--- begin STORED DATA ---

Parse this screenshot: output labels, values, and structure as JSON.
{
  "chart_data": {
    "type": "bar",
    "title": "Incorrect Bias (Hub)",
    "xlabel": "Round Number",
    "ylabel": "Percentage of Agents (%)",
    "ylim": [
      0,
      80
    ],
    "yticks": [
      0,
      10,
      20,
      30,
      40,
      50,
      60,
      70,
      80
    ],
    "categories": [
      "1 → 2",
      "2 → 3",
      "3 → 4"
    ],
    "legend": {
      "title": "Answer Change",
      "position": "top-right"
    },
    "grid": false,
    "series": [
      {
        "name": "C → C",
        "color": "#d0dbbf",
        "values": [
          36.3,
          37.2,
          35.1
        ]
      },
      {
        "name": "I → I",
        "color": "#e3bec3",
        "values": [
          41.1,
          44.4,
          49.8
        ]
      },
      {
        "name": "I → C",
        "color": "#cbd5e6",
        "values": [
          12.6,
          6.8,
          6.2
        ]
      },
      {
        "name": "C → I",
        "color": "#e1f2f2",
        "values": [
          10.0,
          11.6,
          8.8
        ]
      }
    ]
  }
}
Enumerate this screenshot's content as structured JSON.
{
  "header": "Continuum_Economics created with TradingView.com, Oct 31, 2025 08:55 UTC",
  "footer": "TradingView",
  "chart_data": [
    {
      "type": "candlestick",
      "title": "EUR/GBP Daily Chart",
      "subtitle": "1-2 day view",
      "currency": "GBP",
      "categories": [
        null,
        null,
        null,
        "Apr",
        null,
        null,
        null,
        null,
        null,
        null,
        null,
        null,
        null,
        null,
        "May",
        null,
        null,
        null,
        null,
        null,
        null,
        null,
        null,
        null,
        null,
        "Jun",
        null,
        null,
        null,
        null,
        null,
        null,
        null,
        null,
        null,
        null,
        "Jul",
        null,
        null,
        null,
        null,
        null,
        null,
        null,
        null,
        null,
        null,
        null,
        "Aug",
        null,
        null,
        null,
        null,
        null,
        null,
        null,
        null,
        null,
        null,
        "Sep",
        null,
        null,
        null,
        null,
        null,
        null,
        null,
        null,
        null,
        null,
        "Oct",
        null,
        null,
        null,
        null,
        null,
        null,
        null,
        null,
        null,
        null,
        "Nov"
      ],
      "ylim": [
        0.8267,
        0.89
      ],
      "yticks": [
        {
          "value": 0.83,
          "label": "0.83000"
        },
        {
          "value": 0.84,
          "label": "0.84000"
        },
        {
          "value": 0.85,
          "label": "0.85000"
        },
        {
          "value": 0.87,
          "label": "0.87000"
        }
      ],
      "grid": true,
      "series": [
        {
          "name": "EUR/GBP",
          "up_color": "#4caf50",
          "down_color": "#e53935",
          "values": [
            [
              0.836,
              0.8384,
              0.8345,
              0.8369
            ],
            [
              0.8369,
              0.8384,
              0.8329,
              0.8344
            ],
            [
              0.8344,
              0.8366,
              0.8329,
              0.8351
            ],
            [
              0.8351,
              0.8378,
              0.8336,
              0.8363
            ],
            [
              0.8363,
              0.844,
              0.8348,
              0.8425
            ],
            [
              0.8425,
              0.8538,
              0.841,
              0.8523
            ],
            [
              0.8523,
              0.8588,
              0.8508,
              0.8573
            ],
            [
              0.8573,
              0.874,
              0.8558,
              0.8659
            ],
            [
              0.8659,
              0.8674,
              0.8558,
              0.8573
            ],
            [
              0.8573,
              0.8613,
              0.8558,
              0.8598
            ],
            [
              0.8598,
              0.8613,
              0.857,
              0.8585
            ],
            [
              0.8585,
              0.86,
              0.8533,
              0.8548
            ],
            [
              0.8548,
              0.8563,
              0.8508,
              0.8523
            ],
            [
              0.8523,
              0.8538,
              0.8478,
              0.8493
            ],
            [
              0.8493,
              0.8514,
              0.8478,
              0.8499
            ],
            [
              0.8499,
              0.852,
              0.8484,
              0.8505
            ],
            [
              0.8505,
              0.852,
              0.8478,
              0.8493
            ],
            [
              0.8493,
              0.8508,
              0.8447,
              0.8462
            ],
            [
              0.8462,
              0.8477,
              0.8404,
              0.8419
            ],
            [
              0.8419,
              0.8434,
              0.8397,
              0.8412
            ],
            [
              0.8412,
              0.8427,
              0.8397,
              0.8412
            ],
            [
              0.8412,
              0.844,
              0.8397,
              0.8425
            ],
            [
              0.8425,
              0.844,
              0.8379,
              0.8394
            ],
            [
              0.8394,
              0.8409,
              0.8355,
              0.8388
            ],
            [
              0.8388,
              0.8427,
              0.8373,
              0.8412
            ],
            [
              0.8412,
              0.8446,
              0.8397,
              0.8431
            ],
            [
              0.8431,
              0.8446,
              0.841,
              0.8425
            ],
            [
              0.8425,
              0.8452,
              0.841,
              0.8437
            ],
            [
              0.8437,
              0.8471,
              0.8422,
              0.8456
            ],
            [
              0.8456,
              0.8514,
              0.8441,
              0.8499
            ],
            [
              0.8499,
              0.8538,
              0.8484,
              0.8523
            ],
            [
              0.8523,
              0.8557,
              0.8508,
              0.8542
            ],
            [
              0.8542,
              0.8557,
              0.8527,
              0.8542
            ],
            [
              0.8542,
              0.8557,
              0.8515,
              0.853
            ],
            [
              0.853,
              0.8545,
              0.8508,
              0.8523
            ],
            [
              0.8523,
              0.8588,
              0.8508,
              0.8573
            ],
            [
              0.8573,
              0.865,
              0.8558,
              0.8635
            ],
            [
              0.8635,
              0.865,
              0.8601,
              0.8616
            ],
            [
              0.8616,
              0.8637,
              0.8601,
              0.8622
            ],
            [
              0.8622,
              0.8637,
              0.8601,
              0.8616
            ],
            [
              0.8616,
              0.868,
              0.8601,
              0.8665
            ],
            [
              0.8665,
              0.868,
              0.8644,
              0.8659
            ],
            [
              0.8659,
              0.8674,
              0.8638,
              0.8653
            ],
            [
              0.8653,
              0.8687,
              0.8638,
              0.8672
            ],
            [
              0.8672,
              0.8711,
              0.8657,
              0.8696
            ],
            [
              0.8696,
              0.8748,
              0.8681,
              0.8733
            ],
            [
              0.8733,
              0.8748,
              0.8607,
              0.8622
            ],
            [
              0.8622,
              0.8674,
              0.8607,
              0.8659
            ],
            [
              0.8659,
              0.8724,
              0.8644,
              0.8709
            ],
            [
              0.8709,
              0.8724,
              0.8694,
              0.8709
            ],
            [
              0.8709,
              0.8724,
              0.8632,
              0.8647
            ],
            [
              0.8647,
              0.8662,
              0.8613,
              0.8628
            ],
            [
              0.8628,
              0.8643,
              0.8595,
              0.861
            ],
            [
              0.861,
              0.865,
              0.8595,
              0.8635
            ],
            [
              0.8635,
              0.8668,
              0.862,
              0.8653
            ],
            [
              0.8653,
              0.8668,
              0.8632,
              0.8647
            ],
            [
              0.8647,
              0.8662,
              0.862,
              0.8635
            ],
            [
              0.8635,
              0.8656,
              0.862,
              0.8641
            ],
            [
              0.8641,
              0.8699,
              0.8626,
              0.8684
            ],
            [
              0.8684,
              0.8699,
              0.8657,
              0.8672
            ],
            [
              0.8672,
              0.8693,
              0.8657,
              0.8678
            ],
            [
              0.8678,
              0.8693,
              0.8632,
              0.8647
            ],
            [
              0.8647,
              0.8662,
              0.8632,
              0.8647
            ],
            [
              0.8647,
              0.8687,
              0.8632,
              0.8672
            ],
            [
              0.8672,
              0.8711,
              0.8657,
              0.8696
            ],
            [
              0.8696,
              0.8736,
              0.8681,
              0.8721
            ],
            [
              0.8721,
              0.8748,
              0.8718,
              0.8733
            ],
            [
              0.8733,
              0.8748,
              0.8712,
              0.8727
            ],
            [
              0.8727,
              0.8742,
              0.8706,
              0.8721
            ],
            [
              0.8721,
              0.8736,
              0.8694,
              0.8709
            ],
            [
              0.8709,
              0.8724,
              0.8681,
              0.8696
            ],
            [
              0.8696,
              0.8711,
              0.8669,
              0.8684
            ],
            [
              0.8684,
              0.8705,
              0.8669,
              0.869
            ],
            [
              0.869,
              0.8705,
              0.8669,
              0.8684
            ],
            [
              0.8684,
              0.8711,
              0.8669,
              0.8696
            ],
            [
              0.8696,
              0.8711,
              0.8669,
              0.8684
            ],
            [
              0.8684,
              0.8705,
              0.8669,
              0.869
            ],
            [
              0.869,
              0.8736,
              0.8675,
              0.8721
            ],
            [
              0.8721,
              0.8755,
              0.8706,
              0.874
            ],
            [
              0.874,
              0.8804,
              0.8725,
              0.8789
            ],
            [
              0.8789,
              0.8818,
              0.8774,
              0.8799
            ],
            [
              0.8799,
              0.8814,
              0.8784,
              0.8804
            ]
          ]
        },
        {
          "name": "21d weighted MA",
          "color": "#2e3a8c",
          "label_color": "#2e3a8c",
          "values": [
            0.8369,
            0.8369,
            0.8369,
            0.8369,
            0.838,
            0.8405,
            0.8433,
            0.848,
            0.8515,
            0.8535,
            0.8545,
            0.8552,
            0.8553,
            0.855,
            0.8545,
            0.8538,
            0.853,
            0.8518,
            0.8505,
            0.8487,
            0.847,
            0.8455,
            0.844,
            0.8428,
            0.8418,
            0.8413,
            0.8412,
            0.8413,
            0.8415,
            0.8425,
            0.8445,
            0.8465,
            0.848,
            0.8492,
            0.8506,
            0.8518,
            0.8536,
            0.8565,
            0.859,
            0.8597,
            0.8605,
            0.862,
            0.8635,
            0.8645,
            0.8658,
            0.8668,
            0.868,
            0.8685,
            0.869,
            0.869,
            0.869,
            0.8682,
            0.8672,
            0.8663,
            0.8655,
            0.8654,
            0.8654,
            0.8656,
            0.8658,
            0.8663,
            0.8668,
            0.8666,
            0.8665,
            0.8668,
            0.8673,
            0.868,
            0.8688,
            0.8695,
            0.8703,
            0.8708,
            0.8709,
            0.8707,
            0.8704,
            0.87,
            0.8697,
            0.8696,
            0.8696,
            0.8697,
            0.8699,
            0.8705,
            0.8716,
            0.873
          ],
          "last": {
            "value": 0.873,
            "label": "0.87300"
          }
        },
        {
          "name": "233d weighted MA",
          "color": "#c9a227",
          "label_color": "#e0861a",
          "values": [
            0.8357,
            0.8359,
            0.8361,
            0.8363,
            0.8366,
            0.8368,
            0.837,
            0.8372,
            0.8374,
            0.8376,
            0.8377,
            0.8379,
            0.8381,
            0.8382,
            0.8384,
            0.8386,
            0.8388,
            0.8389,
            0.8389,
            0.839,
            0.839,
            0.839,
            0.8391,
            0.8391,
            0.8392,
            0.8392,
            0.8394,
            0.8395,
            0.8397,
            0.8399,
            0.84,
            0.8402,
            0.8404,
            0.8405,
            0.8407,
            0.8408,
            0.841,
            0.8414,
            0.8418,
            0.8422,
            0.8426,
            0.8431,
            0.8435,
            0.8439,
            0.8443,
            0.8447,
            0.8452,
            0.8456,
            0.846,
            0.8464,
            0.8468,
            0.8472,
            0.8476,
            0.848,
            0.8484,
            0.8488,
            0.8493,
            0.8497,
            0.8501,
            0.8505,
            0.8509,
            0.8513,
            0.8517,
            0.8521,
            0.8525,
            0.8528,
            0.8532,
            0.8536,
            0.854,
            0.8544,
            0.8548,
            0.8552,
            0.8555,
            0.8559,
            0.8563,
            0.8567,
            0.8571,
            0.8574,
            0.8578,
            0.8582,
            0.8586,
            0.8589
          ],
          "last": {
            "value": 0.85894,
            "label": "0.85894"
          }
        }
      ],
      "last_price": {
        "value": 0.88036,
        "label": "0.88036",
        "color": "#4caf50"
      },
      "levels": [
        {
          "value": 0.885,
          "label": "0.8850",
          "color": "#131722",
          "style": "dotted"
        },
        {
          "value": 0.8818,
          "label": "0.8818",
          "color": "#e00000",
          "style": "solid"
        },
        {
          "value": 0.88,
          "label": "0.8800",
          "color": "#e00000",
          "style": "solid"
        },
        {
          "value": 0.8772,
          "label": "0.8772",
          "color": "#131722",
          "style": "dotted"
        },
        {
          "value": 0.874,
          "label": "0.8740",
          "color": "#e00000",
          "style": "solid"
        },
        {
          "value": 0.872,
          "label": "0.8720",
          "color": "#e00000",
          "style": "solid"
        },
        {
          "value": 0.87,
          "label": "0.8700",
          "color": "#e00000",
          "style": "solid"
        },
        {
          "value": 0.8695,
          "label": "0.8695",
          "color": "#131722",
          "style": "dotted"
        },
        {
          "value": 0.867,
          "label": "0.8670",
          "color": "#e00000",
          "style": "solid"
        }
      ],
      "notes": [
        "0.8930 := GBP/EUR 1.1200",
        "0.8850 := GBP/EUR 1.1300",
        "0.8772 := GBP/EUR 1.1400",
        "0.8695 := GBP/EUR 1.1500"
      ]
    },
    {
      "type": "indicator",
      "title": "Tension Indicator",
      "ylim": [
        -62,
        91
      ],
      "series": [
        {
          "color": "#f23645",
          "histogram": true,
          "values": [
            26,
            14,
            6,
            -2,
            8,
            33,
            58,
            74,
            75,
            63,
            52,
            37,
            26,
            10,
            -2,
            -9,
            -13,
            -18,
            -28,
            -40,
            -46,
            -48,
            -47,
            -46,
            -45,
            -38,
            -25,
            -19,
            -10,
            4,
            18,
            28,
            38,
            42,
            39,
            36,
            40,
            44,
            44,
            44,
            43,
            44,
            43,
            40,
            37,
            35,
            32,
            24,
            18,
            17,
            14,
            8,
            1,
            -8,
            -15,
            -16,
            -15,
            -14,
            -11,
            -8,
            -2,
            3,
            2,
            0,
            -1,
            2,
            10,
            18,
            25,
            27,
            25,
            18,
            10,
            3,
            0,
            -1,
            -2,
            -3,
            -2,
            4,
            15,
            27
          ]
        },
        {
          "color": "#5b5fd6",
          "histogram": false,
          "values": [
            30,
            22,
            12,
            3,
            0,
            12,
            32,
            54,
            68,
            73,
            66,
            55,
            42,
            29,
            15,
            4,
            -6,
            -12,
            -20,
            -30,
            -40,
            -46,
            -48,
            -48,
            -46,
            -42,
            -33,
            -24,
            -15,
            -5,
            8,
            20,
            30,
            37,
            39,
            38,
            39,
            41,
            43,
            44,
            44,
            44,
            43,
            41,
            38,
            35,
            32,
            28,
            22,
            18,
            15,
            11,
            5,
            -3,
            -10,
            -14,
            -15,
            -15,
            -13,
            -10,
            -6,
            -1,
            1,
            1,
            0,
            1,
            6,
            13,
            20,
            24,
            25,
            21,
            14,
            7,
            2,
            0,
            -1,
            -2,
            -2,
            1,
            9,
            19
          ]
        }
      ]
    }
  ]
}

--- end STORED DATA ---

INSTRUCTION
Check each line above for "type" and return the ones that have it.

RESPONSE BELOW
    "type": "bar",
      "type": "candlestick",
      "type": "indicator",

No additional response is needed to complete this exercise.